▸ **Task description**
Print every entry, word for word, and skip the images.

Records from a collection

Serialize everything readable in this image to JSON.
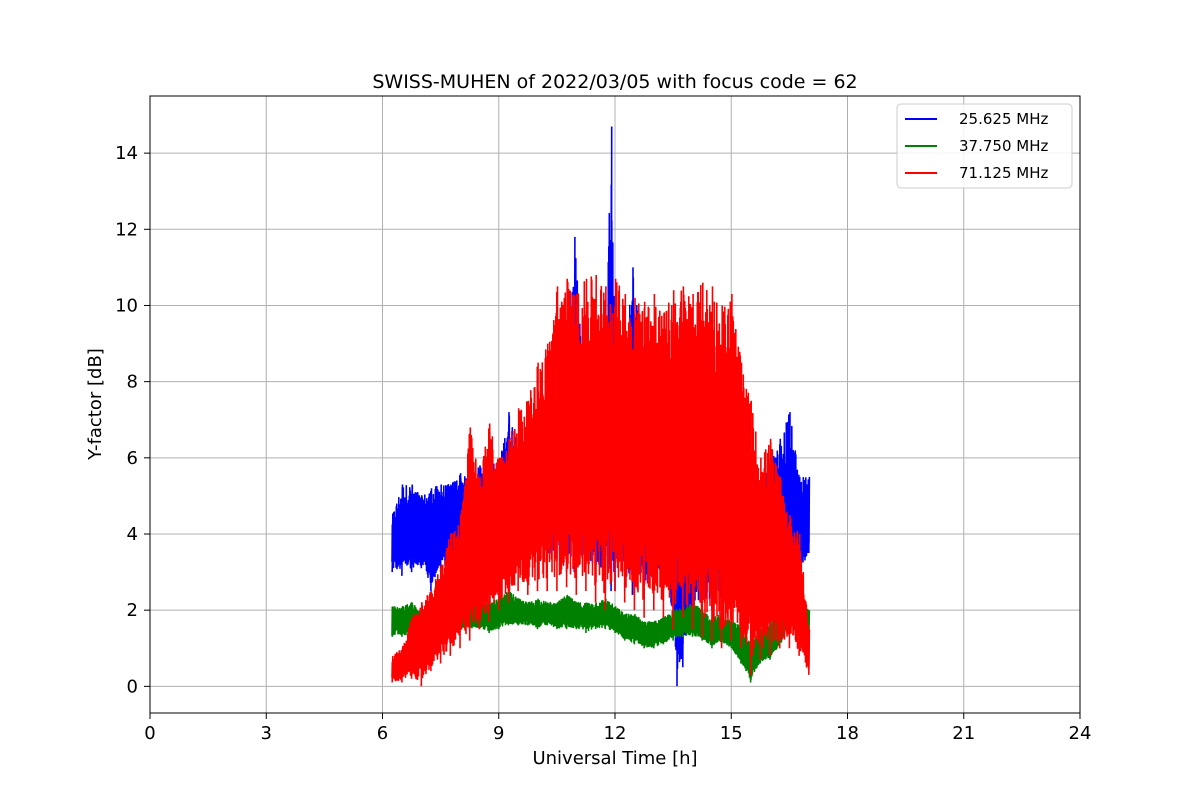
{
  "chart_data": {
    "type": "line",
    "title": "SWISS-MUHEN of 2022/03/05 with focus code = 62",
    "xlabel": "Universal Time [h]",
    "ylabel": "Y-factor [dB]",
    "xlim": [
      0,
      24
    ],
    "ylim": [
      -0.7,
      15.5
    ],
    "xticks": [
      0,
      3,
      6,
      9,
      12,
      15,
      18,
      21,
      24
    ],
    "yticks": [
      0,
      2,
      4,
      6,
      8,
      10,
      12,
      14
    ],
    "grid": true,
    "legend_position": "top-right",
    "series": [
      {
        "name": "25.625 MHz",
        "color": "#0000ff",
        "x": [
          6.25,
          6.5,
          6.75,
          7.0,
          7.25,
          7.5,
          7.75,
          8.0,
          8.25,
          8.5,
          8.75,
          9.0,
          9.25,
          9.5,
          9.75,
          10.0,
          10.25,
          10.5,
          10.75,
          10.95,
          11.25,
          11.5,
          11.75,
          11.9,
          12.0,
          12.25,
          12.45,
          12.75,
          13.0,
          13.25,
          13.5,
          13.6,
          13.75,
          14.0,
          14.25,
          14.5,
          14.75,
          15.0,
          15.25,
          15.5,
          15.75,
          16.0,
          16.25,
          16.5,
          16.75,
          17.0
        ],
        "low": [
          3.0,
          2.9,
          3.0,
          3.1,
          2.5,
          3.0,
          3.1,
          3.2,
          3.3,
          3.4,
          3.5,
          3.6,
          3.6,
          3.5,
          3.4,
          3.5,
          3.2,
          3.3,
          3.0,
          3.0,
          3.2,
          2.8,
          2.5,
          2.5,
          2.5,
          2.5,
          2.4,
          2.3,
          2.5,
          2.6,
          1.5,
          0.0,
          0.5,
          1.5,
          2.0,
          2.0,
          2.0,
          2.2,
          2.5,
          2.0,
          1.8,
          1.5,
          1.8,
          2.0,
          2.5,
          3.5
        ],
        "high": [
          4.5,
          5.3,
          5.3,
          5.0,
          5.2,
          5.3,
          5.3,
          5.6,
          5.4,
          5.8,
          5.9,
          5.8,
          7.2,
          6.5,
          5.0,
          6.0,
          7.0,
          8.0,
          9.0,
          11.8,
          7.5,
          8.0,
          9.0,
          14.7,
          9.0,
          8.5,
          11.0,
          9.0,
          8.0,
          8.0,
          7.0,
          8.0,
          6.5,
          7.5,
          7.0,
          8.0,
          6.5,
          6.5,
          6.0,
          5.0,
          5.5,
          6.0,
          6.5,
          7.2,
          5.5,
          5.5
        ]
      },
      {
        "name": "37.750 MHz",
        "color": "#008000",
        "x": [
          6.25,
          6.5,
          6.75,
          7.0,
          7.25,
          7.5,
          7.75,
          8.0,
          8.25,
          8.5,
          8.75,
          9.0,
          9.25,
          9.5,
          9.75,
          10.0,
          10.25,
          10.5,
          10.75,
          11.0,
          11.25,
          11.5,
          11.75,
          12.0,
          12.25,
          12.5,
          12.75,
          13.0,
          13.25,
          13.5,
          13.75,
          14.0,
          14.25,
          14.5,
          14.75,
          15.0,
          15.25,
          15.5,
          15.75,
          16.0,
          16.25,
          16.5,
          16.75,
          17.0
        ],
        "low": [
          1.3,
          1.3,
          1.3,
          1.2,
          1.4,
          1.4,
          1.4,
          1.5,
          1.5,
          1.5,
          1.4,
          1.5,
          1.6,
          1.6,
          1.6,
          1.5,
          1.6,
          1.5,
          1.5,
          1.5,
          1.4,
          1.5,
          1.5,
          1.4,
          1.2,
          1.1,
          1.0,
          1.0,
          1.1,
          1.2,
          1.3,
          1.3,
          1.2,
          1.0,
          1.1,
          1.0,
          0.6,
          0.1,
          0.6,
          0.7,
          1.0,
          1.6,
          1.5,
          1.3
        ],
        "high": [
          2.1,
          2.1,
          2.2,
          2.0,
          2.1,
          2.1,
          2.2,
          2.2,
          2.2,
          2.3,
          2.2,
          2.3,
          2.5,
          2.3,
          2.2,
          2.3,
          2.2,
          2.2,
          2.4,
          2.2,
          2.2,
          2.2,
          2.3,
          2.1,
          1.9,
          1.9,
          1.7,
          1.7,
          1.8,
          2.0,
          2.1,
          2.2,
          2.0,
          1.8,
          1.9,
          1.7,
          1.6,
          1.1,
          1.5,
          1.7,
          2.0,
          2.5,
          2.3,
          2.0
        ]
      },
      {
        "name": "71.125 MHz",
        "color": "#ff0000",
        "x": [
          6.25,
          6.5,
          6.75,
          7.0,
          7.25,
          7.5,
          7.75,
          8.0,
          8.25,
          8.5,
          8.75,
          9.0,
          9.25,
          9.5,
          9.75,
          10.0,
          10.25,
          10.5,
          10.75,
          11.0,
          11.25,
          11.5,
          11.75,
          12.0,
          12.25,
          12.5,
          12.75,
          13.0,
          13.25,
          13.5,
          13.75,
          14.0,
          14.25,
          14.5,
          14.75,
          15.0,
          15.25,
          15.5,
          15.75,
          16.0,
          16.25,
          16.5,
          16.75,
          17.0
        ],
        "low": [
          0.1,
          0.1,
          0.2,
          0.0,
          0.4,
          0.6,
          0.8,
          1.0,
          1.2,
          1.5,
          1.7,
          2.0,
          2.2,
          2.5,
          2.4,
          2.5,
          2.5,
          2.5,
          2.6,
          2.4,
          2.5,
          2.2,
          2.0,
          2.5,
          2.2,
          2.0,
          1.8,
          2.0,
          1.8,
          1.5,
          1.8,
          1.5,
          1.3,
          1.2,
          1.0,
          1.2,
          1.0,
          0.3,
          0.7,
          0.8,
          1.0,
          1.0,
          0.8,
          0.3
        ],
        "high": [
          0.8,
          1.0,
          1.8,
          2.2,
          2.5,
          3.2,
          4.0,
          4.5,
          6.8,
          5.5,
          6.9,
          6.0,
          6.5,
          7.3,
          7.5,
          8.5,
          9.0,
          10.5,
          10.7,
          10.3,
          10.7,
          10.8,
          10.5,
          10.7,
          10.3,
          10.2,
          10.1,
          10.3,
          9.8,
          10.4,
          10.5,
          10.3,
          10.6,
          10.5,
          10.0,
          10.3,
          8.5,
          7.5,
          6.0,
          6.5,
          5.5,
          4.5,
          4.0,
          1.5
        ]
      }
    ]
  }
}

▸ **Task output**
Serialize everything readable in this image to JSON.
{
  "chart_data": {
    "type": "line",
    "title": "SWISS-MUHEN of 2022/03/05 with focus code = 62",
    "xlabel": "Universal Time [h]",
    "ylabel": "Y-factor [dB]",
    "xlim": [
      0,
      24
    ],
    "ylim": [
      -0.7,
      15.5
    ],
    "xticks": [
      0,
      3,
      6,
      9,
      12,
      15,
      18,
      21,
      24
    ],
    "yticks": [
      0,
      2,
      4,
      6,
      8,
      10,
      12,
      14
    ],
    "grid": true,
    "legend_position": "top-right",
    "series": [
      {
        "name": "25.625 MHz",
        "color": "#0000ff",
        "x": [
          6.25,
          6.5,
          6.75,
          7.0,
          7.25,
          7.5,
          7.75,
          8.0,
          8.25,
          8.5,
          8.75,
          9.0,
          9.25,
          9.5,
          9.75,
          10.0,
          10.25,
          10.5,
          10.75,
          10.95,
          11.25,
          11.5,
          11.75,
          11.9,
          12.0,
          12.25,
          12.45,
          12.75,
          13.0,
          13.25,
          13.5,
          13.6,
          13.75,
          14.0,
          14.25,
          14.5,
          14.75,
          15.0,
          15.25,
          15.5,
          15.75,
          16.0,
          16.25,
          16.5,
          16.75,
          17.0
        ],
        "low": [
          3.0,
          2.9,
          3.0,
          3.1,
          2.5,
          3.0,
          3.1,
          3.2,
          3.3,
          3.4,
          3.5,
          3.6,
          3.6,
          3.5,
          3.4,
          3.5,
          3.2,
          3.3,
          3.0,
          3.0,
          3.2,
          2.8,
          2.5,
          2.5,
          2.5,
          2.5,
          2.4,
          2.3,
          2.5,
          2.6,
          1.5,
          0.0,
          0.5,
          1.5,
          2.0,
          2.0,
          2.0,
          2.2,
          2.5,
          2.0,
          1.8,
          1.5,
          1.8,
          2.0,
          2.5,
          3.5
        ],
        "high": [
          4.5,
          5.3,
          5.3,
          5.0,
          5.2,
          5.3,
          5.3,
          5.6,
          5.4,
          5.8,
          5.9,
          5.8,
          7.2,
          6.5,
          5.0,
          6.0,
          7.0,
          8.0,
          9.0,
          11.8,
          7.5,
          8.0,
          9.0,
          14.7,
          9.0,
          8.5,
          11.0,
          9.0,
          8.0,
          8.0,
          7.0,
          8.0,
          6.5,
          7.5,
          7.0,
          8.0,
          6.5,
          6.5,
          6.0,
          5.0,
          5.5,
          6.0,
          6.5,
          7.2,
          5.5,
          5.5
        ]
      },
      {
        "name": "37.750 MHz",
        "color": "#008000",
        "x": [
          6.25,
          6.5,
          6.75,
          7.0,
          7.25,
          7.5,
          7.75,
          8.0,
          8.25,
          8.5,
          8.75,
          9.0,
          9.25,
          9.5,
          9.75,
          10.0,
          10.25,
          10.5,
          10.75,
          11.0,
          11.25,
          11.5,
          11.75,
          12.0,
          12.25,
          12.5,
          12.75,
          13.0,
          13.25,
          13.5,
          13.75,
          14.0,
          14.25,
          14.5,
          14.75,
          15.0,
          15.25,
          15.5,
          15.75,
          16.0,
          16.25,
          16.5,
          16.75,
          17.0
        ],
        "low": [
          1.3,
          1.3,
          1.3,
          1.2,
          1.4,
          1.4,
          1.4,
          1.5,
          1.5,
          1.5,
          1.4,
          1.5,
          1.6,
          1.6,
          1.6,
          1.5,
          1.6,
          1.5,
          1.5,
          1.5,
          1.4,
          1.5,
          1.5,
          1.4,
          1.2,
          1.1,
          1.0,
          1.0,
          1.1,
          1.2,
          1.3,
          1.3,
          1.2,
          1.0,
          1.1,
          1.0,
          0.6,
          0.1,
          0.6,
          0.7,
          1.0,
          1.6,
          1.5,
          1.3
        ],
        "high": [
          2.1,
          2.1,
          2.2,
          2.0,
          2.1,
          2.1,
          2.2,
          2.2,
          2.2,
          2.3,
          2.2,
          2.3,
          2.5,
          2.3,
          2.2,
          2.3,
          2.2,
          2.2,
          2.4,
          2.2,
          2.2,
          2.2,
          2.3,
          2.1,
          1.9,
          1.9,
          1.7,
          1.7,
          1.8,
          2.0,
          2.1,
          2.2,
          2.0,
          1.8,
          1.9,
          1.7,
          1.6,
          1.1,
          1.5,
          1.7,
          2.0,
          2.5,
          2.3,
          2.0
        ]
      },
      {
        "name": "71.125 MHz",
        "color": "#ff0000",
        "x": [
          6.25,
          6.5,
          6.75,
          7.0,
          7.25,
          7.5,
          7.75,
          8.0,
          8.25,
          8.5,
          8.75,
          9.0,
          9.25,
          9.5,
          9.75,
          10.0,
          10.25,
          10.5,
          10.75,
          11.0,
          11.25,
          11.5,
          11.75,
          12.0,
          12.25,
          12.5,
          12.75,
          13.0,
          13.25,
          13.5,
          13.75,
          14.0,
          14.25,
          14.5,
          14.75,
          15.0,
          15.25,
          15.5,
          15.75,
          16.0,
          16.25,
          16.5,
          16.75,
          17.0
        ],
        "low": [
          0.1,
          0.1,
          0.2,
          0.0,
          0.4,
          0.6,
          0.8,
          1.0,
          1.2,
          1.5,
          1.7,
          2.0,
          2.2,
          2.5,
          2.4,
          2.5,
          2.5,
          2.5,
          2.6,
          2.4,
          2.5,
          2.2,
          2.0,
          2.5,
          2.2,
          2.0,
          1.8,
          2.0,
          1.8,
          1.5,
          1.8,
          1.5,
          1.3,
          1.2,
          1.0,
          1.2,
          1.0,
          0.3,
          0.7,
          0.8,
          1.0,
          1.0,
          0.8,
          0.3
        ],
        "high": [
          0.8,
          1.0,
          1.8,
          2.2,
          2.5,
          3.2,
          4.0,
          4.5,
          6.8,
          5.5,
          6.9,
          6.0,
          6.5,
          7.3,
          7.5,
          8.5,
          9.0,
          10.5,
          10.7,
          10.3,
          10.7,
          10.8,
          10.5,
          10.7,
          10.3,
          10.2,
          10.1,
          10.3,
          9.8,
          10.4,
          10.5,
          10.3,
          10.6,
          10.5,
          10.0,
          10.3,
          8.5,
          7.5,
          6.0,
          6.5,
          5.5,
          4.5,
          4.0,
          1.5
        ]
      }
    ]
  }
}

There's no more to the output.